> **The task**
All of the material below is to be repeated exactly.

> **Information shown**
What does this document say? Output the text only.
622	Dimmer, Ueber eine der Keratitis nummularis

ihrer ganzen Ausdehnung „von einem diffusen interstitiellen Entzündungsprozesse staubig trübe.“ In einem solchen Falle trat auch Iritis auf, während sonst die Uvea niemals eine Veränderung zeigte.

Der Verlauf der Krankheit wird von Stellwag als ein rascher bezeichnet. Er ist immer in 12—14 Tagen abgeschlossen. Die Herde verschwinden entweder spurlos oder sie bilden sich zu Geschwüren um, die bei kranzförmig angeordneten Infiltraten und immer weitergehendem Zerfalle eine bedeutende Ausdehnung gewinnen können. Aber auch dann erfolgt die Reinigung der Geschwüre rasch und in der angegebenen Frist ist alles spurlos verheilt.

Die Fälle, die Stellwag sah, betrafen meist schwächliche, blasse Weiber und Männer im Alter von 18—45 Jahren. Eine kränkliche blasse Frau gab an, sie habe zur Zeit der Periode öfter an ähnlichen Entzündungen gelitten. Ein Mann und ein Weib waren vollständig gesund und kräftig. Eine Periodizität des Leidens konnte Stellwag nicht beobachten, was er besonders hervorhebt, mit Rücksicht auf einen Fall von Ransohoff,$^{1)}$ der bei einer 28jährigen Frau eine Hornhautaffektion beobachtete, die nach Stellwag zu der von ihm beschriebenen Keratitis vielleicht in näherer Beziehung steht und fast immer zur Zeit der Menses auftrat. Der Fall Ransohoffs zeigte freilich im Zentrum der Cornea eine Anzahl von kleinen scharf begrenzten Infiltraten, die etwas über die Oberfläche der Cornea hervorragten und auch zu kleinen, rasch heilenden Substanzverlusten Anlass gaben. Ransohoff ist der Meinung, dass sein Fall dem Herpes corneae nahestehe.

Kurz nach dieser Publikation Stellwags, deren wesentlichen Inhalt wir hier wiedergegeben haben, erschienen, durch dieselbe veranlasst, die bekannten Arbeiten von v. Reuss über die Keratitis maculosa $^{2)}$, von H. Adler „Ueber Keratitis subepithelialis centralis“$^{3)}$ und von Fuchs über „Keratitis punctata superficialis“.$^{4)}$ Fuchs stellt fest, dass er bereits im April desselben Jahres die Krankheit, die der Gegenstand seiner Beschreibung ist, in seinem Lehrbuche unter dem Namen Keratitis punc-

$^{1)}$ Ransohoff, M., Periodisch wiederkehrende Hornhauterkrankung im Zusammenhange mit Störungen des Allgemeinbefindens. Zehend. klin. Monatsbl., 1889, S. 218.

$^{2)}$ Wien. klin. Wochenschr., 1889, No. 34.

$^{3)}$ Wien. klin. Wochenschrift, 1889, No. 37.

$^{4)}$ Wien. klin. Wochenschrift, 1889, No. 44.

> **Task response**
What does this document say? Output the text only.
622	Dimmer, Ueber eine der Keratitis nummularis

ihrer ganzen Ausdehnung „von einem diffusen interstitiellen Entzündungsprozesse staubig trübe.“ In einem solchen Falle trat auch Iritis auf, während sonst die Uvea niemals eine Veränderung zeigte.

Der Verlauf der Krankheit wird von Stellwag als ein rascher bezeichnet. Er ist immer in 12—14 Tagen abgeschlossen. Die Herde verschwinden entweder spurlos oder sie bilden sich zu Geschwüren um, die bei kranzförmig angeordneten Infiltraten und immer weitergehendem Zerfalle eine bedeutende Ausdehnung gewinnen können. Aber auch dann erfolgt die Reinigung der Geschwüre rasch und in der angegebenen Frist ist alles spurlos verheilt.

Die Fälle, die Stellwag sah, betrafen meist schwächliche, blasse Weiber und Männer im Alter von 18—45 Jahren. Eine kränkliche blasse Frau gab an, sie habe zur Zeit der Periode öfter an ähnlichen Entzündungen gelitten. Ein Mann und ein Weib waren vollständig gesund und kräftig. Eine Periodizität des Leidens konnte Stellwag nicht beobachten, was er besonders hervorhebt, mit Rücksicht auf einen Fall von Ransohoff,$^{1)}$ der bei einer 28jährigen Frau eine Hornhautaffektion beobachtete, die nach Stellwag zu der von ihm beschriebenen Keratitis vielleicht in näherer Beziehung steht und fast immer zur Zeit der Menses auftrat. Der Fall Ransohoffs zeigte freilich im Zentrum der Cornea eine Anzahl von kleinen scharf begrenzten Infiltraten, die etwas über die Oberfläche der Cornea hervorragten und auch zu kleinen, rasch heilenden Substanzverlusten Anlass gaben. Ransohoff ist der Meinung, dass sein Fall dem Herpes corneae nahestehe.

Kurz nach dieser Publikation Stellwags, deren wesentlichen Inhalt wir hier wiedergegeben haben, erschienen, durch dieselbe veranlasst, die bekannten Arbeiten von v. Reuss über die Keratitis maculosa $^{2)}$, von H. Adler „Ueber Keratitis subepithelialis centralis“$^{3)}$ und von Fuchs über „Keratitis punctata superficialis“.$^{4)}$ Fuchs stellt fest, dass er bereits im April desselben Jahres die Krankheit, die der Gegenstand seiner Beschreibung ist, in seinem Lehrbuche unter dem Namen Keratitis punc-

$^{1)}$ Ransohoff, M., Periodisch wiederkehrende Hornhauterkrankung im Zusammenhange mit Störungen des Allgemeinbefindens. Zehend. klin. Monatsbl., 1889, S. 218.

$^{2)}$ Wien. klin. Wochenschr., 1889, No. 34.

$^{3)}$ Wien. klin. Wochenschrift, 1889, No. 37.

$^{4)}$ Wien. klin. Wochenschrift, 1889, No. 44.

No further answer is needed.